ACTIONS TO TAKE |
1. In the passage on Tellico Dam, condense the paragraph beginning "The snail darter—a three-inch-long member" into a bulleted list that keeps its main facts.
2. From the passage on Tellico Dam, reproduce the section starting at "The dam and" and ending at "into the works.".

PASSAGE TO READ |
-- BEGIN --
Tellico Dam in East Tennessee transformed a stagnant region into a recreation wonderland, and provided much needed economic stimulus. But not without some serious controversy first.
Of all the dams built by TVA over the years, by far the most famous—or infamous, depending on how you read it—would have to be Tellico.
Although the site on the Little Tennessee River had been studied as far back as 1936, the dam did not become a reality until more than 40 years later. Construction was delayed by World War II and took 31 years to finally start.
And that’s when the real trouble began.
The Tellico site lies at the confluence of Watts Bar and Fort Loudoun reservoirs in East Tennessee—about 30 miles southwest of Knoxville. Despite early studies of the site, the project didn’t pick up speed until the mid-1960s when the dam received Congressional approval and construction got underway.
The dam and reservoir required the purchase of about 22,000 acres of land. Landowners who would be displaced had objections from the beginning, and they were joined by the Cherokee Indians, the trout fishing industry, and various environmentalist groups, all of whom had their own reasons for resisting the project.
Tellico Dam overcame all obstacles, however, until the summer of 1973, when a tiny, nondescript fish—no bigger than a pinky finger—threw a monkey wrench into the works.
The snail darter—a three-inch-long member of the perch family that feeds on aquatic snails—was discovered living in the river. That same year, the Endangered Species Act (ESA) was created, and the snail darter was on it. Dam opponents filed a lawsuit that went to the Supreme Court, which halted construction even though the dam was about 75 percent complete at the time.
TVA then documented its work in successfully transplanting hundreds of snail darters from the Little Tennessee to nearby rivers and streams. In 1979, with the help of Tennessee lawmakers, a bill was passed by Congress that exempted Tellico from the Endangered Species Act. Amid local, regional and national media coverage, the gates were finally closed on Nov. 29, 1979.
Today, Tellico Lake is a popular spot for boating, swimming and fishing. At full pool, it has 361 miles of shoreline and covers portions of Blount, Monroe and Loudon counties. Smallmouth and spotted bass are present, and Tellico is known for its numerous, quality-size largemouth as well as abundant crappie.
-- END --
STORED RECORDS |
-- BEGIN --
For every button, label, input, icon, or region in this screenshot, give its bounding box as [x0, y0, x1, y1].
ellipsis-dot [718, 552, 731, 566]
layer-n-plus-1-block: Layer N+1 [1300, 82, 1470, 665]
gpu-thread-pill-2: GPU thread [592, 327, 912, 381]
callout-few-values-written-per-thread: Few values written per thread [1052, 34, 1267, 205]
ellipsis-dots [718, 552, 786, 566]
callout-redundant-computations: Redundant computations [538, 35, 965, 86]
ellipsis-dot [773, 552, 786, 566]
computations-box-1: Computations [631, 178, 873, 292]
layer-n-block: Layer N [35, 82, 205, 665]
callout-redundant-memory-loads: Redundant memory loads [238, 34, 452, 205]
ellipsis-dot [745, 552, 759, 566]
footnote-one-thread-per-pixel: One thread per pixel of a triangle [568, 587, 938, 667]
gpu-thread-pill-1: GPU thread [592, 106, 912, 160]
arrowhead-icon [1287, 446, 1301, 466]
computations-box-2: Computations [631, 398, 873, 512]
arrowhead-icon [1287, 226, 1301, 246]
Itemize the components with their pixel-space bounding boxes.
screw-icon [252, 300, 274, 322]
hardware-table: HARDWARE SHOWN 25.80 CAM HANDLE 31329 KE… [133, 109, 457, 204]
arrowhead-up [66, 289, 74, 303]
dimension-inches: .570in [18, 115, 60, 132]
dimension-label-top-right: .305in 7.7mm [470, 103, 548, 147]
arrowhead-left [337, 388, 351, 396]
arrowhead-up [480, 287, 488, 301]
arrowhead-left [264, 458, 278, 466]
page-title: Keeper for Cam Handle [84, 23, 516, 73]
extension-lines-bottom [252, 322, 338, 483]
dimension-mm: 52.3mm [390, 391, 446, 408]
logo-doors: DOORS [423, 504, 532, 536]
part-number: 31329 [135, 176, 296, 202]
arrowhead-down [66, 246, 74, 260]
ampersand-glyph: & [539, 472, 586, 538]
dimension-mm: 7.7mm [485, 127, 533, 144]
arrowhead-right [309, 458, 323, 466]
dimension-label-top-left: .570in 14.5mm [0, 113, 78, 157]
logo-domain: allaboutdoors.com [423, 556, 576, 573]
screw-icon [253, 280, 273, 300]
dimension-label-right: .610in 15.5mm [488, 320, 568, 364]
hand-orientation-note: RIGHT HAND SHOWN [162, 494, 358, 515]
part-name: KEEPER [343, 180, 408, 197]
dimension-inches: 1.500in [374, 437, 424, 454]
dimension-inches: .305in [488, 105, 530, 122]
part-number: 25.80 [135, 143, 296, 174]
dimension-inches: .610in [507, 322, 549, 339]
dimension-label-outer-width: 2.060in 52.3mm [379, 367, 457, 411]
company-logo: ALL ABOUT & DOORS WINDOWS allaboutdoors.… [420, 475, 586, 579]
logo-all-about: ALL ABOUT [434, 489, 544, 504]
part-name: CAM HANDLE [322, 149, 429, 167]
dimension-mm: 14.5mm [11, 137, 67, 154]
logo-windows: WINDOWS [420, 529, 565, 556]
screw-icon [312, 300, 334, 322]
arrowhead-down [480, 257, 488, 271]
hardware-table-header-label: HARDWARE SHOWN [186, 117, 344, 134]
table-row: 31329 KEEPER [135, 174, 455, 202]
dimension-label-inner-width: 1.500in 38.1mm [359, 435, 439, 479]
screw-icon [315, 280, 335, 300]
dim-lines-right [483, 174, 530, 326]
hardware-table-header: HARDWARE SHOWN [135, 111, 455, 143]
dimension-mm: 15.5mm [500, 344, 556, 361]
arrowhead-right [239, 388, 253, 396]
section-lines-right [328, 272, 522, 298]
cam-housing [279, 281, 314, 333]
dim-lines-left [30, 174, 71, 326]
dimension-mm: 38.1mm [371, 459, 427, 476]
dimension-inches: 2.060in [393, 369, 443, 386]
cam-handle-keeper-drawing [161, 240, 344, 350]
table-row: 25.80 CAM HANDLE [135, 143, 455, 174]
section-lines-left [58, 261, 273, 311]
-- END --
-- BEGIN --
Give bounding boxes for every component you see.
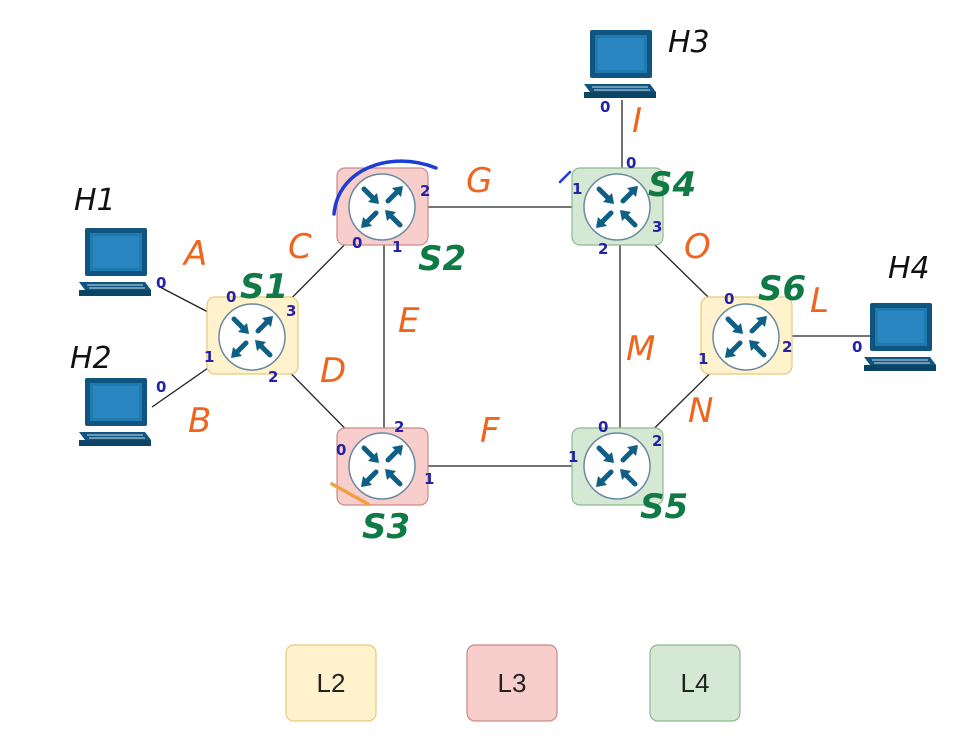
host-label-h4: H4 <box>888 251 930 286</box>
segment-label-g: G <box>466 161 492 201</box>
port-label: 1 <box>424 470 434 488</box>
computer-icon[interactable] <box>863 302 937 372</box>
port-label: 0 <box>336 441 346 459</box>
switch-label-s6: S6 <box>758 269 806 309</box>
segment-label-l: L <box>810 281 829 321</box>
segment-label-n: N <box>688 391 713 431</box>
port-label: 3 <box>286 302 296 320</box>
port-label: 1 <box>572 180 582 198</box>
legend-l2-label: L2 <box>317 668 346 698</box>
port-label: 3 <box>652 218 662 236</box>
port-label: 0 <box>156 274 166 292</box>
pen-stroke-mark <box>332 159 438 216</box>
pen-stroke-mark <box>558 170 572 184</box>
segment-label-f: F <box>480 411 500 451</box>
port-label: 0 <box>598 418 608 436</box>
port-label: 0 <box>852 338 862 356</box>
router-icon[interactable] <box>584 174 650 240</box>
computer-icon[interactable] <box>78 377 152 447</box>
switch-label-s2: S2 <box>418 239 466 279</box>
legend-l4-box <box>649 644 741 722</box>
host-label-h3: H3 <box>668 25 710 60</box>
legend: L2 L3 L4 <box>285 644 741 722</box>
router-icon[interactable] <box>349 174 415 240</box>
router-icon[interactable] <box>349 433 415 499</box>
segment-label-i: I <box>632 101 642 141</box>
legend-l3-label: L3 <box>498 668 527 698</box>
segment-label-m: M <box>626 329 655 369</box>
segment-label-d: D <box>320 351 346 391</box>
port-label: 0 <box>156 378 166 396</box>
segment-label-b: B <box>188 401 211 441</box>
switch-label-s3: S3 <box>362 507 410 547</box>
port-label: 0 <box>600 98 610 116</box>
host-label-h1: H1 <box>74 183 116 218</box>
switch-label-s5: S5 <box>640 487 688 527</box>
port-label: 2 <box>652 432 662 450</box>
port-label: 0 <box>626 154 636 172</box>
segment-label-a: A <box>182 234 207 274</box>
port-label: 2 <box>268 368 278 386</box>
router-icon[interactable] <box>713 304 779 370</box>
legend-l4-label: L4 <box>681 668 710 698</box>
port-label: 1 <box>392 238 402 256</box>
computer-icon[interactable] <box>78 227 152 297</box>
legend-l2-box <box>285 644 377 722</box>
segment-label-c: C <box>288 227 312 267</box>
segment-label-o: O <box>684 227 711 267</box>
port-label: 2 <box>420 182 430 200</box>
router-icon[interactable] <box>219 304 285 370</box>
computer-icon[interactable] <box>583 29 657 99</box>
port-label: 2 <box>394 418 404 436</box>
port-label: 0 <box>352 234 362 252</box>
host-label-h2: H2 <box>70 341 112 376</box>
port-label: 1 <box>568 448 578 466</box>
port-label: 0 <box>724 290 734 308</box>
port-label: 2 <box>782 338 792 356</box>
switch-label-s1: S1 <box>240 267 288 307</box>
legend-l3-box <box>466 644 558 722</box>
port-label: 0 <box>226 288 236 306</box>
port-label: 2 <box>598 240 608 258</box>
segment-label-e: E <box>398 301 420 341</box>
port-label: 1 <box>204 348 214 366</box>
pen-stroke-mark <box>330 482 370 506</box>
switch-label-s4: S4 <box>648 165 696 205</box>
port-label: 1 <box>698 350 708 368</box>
-- END --
FULL ANSWERS |
1.
- The snail darter is a three-inch-long fish in the perch family that feeds on aquatic snails, and it was found living in the river.
- That same year, the Endangered Species Act was created, and the snail darter was listed under it.
- Opponents of the dam brought a lawsuit that reached the Supreme Court.
- The Court halted construction, even though the dam was about 75 percent complete.

2.
The dam and reservoir required the purchase of about 22,000 acres of land. Landowners who would be displaced had objections from the beginning, and they were joined by the Cherokee Indians, the trout fishing industry, and various environmentalist groups, all of whom had their own reasons for resisting the project.
Tellico Dam overcame all obstacles, however, until the summer of 1973, when a tiny, nondescript fish—no bigger than a pinky finger—threw a monkey wrench into the works.